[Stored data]

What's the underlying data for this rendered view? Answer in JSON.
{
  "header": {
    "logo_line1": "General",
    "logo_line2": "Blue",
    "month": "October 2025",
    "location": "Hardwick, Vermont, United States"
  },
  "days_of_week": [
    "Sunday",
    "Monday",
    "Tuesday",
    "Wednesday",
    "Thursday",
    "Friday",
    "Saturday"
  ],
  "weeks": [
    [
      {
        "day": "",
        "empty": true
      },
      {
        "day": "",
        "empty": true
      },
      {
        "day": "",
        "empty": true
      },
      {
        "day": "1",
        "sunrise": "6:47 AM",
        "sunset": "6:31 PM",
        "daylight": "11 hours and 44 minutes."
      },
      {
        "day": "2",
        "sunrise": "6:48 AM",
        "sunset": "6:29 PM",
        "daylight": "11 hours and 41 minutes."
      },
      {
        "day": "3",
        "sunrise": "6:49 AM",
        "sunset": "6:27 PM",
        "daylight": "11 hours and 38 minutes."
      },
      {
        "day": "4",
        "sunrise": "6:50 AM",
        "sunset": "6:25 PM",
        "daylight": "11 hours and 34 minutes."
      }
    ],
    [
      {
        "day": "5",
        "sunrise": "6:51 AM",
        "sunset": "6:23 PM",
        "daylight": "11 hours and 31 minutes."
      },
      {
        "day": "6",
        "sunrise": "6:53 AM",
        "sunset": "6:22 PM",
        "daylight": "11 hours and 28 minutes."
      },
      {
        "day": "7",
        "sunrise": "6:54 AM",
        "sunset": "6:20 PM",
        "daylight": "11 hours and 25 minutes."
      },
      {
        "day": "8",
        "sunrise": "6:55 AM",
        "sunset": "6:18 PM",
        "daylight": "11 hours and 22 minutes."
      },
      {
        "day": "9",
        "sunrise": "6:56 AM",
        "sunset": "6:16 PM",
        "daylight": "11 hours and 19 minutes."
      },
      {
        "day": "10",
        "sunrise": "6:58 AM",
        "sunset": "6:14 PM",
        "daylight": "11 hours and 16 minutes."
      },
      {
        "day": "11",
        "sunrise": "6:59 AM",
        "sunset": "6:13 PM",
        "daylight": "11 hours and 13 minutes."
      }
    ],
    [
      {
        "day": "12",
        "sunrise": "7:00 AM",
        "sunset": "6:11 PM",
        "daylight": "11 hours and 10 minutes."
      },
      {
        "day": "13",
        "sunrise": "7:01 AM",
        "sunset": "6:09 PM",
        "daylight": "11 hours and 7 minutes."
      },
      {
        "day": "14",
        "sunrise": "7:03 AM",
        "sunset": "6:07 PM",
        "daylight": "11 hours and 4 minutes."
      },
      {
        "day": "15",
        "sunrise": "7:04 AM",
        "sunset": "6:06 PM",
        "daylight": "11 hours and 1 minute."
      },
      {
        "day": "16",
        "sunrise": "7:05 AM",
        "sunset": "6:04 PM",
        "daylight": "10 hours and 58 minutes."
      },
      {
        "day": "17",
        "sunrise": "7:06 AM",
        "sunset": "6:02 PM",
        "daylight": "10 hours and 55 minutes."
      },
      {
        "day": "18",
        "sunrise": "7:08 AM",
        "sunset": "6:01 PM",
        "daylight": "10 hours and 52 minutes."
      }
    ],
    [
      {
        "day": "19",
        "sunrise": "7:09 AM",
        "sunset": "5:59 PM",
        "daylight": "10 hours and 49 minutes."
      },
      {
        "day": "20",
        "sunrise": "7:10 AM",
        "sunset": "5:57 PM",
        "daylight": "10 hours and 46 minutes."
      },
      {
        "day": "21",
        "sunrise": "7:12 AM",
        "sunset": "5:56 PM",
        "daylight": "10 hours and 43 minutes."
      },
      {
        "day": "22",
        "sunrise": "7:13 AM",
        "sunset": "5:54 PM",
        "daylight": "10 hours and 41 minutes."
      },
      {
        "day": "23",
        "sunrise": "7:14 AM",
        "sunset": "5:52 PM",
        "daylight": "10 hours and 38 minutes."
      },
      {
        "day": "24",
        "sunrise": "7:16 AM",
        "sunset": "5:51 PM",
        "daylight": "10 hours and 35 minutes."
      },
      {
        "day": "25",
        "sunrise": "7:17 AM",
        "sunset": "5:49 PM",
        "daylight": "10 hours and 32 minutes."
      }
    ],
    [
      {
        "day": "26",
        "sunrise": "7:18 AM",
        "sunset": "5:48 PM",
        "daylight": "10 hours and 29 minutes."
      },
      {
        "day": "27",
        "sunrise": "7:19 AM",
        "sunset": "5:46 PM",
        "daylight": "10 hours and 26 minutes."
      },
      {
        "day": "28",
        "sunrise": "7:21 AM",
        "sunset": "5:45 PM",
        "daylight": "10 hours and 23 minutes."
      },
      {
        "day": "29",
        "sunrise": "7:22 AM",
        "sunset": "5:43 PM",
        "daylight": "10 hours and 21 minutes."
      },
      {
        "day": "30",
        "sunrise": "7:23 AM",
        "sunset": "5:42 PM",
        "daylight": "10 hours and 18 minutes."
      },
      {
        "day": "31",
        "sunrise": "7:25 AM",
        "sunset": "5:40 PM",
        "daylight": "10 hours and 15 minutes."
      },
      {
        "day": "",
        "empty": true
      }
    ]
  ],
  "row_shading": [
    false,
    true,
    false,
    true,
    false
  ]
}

Problem to solve »
Without leaving anything out, quote all the data.

Written solution »
What's the underlying data for this rendered view? Answer in JSON.
{
  "header": {
    "logo_line1": "General",
    "logo_line2": "Blue",
    "month": "October 2025",
    "location": "Hardwick, Vermont, United States"
  },
  "days_of_week": [
    "Sunday",
    "Monday",
    "Tuesday",
    "Wednesday",
    "Thursday",
    "Friday",
    "Saturday"
  ],
  "weeks": [
    [
      {
        "day": "",
        "empty": true
      },
      {
        "day": "",
        "empty": true
      },
      {
        "day": "",
        "empty": true
      },
      {
        "day": "1",
        "sunrise": "6:47 AM",
        "sunset": "6:31 PM",
        "daylight": "11 hours and 44 minutes."
      },
      {
        "day": "2",
        "sunrise": "6:48 AM",
        "sunset": "6:29 PM",
        "daylight": "11 hours and 41 minutes."
      },
      {
        "day": "3",
        "sunrise": "6:49 AM",
        "sunset": "6:27 PM",
        "daylight": "11 hours and 38 minutes."
      },
      {
        "day": "4",
        "sunrise": "6:50 AM",
        "sunset": "6:25 PM",
        "daylight": "11 hours and 34 minutes."
      }
    ],
    [
      {
        "day": "5",
        "sunrise": "6:51 AM",
        "sunset": "6:23 PM",
        "daylight": "11 hours and 31 minutes."
      },
      {
        "day": "6",
        "sunrise": "6:53 AM",
        "sunset": "6:22 PM",
        "daylight": "11 hours and 28 minutes."
      },
      {
        "day": "7",
        "sunrise": "6:54 AM",
        "sunset": "6:20 PM",
        "daylight": "11 hours and 25 minutes."
      },
      {
        "day": "8",
        "sunrise": "6:55 AM",
        "sunset": "6:18 PM",
        "daylight": "11 hours and 22 minutes."
      },
      {
        "day": "9",
        "sunrise": "6:56 AM",
        "sunset": "6:16 PM",
        "daylight": "11 hours and 19 minutes."
      },
      {
        "day": "10",
        "sunrise": "6:58 AM",
        "sunset": "6:14 PM",
        "daylight": "11 hours and 16 minutes."
      },
      {
        "day": "11",
        "sunrise": "6:59 AM",
        "sunset": "6:13 PM",
        "daylight": "11 hours and 13 minutes."
      }
    ],
    [
      {
        "day": "12",
        "sunrise": "7:00 AM",
        "sunset": "6:11 PM",
        "daylight": "11 hours and 10 minutes."
      },
      {
        "day": "13",
        "sunrise": "7:01 AM",
        "sunset": "6:09 PM",
        "daylight": "11 hours and 7 minutes."
      },
      {
        "day": "14",
        "sunrise": "7:03 AM",
        "sunset": "6:07 PM",
        "daylight": "11 hours and 4 minutes."
      },
      {
        "day": "15",
        "sunrise": "7:04 AM",
        "sunset": "6:06 PM",
        "daylight": "11 hours and 1 minute."
      },
      {
        "day": "16",
        "sunrise": "7:05 AM",
        "sunset": "6:04 PM",
        "daylight": "10 hours and 58 minutes."
      },
      {
        "day": "17",
        "sunrise": "7:06 AM",
        "sunset": "6:02 PM",
        "daylight": "10 hours and 55 minutes."
      },
      {
        "day": "18",
        "sunrise": "7:08 AM",
        "sunset": "6:01 PM",
        "daylight": "10 hours and 52 minutes."
      }
    ],
    [
      {
        "day": "19",
        "sunrise": "7:09 AM",
        "sunset": "5:59 PM",
        "daylight": "10 hours and 49 minutes."
      },
      {
        "day": "20",
        "sunrise": "7:10 AM",
        "sunset": "5:57 PM",
        "daylight": "10 hours and 46 minutes."
      },
      {
        "day": "21",
        "sunrise": "7:12 AM",
        "sunset": "5:56 PM",
        "daylight": "10 hours and 43 minutes."
      },
      {
        "day": "22",
        "sunrise": "7:13 AM",
        "sunset": "5:54 PM",
        "daylight": "10 hours and 41 minutes."
      },
      {
        "day": "23",
        "sunrise": "7:14 AM",
        "sunset": "5:52 PM",
        "daylight": "10 hours and 38 minutes."
      },
      {
        "day": "24",
        "sunrise": "7:16 AM",
        "sunset": "5:51 PM",
        "daylight": "10 hours and 35 minutes."
      },
      {
        "day": "25",
        "sunrise": "7:17 AM",
        "sunset": "5:49 PM",
        "daylight": "10 hours and 32 minutes."
      }
    ],
    [
      {
        "day": "26",
        "sunrise": "7:18 AM",
        "sunset": "5:48 PM",
        "daylight": "10 hours and 29 minutes."
      },
      {
        "day": "27",
        "sunrise": "7:19 AM",
        "sunset": "5:46 PM",
        "daylight": "10 hours and 26 minutes."
      },
      {
        "day": "28",
        "sunrise": "7:21 AM",
        "sunset": "5:45 PM",
        "daylight": "10 hours and 23 minutes."
      },
      {
        "day": "29",
        "sunrise": "7:22 AM",
        "sunset": "5:43 PM",
        "daylight": "10 hours and 21 minutes."
      },
      {
        "day": "30",
        "sunrise": "7:23 AM",
        "sunset": "5:42 PM",
        "daylight": "10 hours and 18 minutes."
      },
      {
        "day": "31",
        "sunrise": "7:25 AM",
        "sunset": "5:40 PM",
        "daylight": "10 hours and 15 minutes."
      },
      {
        "day": "",
        "empty": true
      }
    ]
  ],
  "row_shading": [
    false,
    true,
    false,
    true,
    false
  ]
}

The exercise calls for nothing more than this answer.